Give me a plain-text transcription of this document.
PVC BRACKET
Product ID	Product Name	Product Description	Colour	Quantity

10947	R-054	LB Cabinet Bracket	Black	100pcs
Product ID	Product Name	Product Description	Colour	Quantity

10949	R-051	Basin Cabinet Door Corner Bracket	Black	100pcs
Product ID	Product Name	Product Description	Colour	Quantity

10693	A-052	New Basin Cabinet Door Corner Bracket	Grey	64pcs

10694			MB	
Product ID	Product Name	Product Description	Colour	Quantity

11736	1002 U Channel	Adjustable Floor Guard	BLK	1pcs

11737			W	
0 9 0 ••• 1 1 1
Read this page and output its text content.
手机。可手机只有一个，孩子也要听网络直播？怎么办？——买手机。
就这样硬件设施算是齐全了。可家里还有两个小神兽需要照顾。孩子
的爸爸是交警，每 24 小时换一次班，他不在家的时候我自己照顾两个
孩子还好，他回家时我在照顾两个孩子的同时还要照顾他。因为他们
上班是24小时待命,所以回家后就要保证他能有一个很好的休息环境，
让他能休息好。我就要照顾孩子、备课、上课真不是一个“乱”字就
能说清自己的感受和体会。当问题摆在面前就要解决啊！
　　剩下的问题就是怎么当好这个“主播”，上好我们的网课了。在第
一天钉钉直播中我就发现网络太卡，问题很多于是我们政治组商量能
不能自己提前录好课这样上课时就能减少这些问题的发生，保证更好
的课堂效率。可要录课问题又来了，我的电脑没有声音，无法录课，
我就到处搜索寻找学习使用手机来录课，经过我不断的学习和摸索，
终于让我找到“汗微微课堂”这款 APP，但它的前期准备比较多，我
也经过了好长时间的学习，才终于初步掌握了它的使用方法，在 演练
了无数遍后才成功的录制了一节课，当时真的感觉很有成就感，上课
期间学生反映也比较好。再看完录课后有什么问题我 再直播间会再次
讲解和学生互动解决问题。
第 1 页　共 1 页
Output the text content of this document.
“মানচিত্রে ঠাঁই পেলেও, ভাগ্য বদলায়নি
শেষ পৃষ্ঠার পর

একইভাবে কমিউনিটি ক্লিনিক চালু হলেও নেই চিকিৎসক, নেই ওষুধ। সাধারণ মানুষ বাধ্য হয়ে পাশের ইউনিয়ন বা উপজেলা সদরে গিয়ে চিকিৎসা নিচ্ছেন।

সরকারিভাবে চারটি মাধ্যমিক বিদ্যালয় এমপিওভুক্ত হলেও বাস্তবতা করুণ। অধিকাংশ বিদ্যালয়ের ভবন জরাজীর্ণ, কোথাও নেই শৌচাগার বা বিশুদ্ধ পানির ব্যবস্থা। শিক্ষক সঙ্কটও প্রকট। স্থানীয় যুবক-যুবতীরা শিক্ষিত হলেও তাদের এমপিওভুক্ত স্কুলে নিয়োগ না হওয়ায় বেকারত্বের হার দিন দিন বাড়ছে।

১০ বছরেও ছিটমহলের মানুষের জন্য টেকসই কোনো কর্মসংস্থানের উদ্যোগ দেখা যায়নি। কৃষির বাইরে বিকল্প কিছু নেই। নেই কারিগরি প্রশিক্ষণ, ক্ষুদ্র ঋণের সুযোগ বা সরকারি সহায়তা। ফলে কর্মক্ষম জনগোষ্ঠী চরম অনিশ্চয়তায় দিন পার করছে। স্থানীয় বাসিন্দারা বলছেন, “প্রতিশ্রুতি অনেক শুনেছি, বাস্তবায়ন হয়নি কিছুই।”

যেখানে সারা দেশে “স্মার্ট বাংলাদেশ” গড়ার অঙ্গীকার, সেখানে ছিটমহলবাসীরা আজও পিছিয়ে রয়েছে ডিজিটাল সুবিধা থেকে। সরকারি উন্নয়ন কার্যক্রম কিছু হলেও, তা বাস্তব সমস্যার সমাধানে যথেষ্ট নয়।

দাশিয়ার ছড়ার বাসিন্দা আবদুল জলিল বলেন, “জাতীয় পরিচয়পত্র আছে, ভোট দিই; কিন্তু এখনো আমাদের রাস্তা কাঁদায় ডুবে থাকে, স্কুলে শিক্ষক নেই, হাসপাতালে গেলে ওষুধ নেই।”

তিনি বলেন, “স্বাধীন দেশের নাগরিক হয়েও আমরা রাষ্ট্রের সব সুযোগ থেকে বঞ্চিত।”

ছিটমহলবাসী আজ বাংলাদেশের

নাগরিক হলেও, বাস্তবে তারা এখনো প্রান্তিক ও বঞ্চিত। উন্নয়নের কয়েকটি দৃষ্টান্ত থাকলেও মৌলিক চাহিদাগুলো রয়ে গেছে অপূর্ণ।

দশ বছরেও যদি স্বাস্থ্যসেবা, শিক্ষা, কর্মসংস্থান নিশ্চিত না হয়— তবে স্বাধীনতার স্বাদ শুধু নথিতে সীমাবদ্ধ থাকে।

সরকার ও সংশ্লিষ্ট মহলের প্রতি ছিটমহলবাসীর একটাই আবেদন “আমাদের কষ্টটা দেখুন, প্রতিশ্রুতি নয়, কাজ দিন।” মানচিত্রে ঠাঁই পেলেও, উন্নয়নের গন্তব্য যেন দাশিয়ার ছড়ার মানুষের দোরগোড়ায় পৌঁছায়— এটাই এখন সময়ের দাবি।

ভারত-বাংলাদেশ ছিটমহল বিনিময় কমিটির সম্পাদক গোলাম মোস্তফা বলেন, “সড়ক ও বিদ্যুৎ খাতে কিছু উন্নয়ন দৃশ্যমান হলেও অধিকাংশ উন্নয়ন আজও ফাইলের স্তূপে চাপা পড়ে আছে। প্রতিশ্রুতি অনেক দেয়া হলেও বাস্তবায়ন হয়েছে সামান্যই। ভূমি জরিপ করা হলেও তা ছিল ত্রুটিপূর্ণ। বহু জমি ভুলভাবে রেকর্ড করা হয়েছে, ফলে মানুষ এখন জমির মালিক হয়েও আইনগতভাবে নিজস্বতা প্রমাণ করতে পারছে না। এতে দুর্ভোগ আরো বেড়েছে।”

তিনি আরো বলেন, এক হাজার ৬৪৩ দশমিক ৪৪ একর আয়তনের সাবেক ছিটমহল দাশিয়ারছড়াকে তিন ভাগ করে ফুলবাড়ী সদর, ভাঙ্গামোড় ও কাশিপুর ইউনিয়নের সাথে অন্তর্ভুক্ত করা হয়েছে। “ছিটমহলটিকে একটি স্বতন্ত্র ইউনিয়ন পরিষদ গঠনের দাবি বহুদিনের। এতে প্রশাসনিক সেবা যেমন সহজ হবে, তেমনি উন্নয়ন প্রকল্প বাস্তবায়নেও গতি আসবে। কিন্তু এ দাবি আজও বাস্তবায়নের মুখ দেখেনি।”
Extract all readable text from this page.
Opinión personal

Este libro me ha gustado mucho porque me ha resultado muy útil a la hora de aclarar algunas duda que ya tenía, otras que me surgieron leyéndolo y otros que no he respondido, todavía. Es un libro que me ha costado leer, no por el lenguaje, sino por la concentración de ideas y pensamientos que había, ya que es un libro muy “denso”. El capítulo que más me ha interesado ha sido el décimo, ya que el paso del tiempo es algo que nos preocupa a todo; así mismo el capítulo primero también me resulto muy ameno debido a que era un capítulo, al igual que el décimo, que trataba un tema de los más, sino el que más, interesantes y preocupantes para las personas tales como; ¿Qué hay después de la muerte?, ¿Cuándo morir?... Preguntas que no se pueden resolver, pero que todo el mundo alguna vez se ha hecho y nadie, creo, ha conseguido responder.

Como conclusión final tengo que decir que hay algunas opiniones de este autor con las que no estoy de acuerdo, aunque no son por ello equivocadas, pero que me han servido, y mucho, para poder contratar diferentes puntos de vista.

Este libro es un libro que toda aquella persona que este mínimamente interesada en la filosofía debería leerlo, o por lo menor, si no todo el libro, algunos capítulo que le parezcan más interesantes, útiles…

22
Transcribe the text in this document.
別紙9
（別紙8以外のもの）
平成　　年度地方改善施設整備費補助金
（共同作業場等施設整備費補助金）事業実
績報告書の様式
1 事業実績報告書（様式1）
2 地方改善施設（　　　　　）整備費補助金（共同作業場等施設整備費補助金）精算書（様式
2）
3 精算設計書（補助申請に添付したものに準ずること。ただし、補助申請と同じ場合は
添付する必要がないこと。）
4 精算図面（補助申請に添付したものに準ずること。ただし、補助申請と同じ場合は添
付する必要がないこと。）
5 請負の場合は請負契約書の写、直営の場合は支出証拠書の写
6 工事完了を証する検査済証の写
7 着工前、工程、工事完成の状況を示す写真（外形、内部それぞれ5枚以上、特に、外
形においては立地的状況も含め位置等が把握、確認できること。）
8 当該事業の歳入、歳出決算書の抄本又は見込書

▶ [STATED PROBLEM] Quote the line that contains "Transcribe the text in this document." and each line after it through the end of the data, exactly, leaving out everything else.

▶ [EXERCISE RESPONSE]
Transcribe the text in this document.
別紙9
（別紙8以外のもの）
平成　　年度地方改善施設整備費補助金
（共同作業場等施設整備費補助金）事業実
績報告書の様式
1 事業実績報告書（様式1）
2 地方改善施設（　　　　　）整備費補助金（共同作業場等施設整備費補助金）精算書（様式
2）
3 精算設計書（補助申請に添付したものに準ずること。ただし、補助申請と同じ場合は
添付する必要がないこと。）
4 精算図面（補助申請に添付したものに準ずること。ただし、補助申請と同じ場合は添
付する必要がないこと。）
5 請負の場合は請負契約書の写、直営の場合は支出証拠書の写
6 工事完了を証する検査済証の写
7 着工前、工程、工事完成の状況を示す写真（外形、内部それぞれ5枚以上、特に、外
形においては立地的状況も含め位置等が把握、確認できること。）
8 当該事業の歳入、歳出決算書の抄本又は見込書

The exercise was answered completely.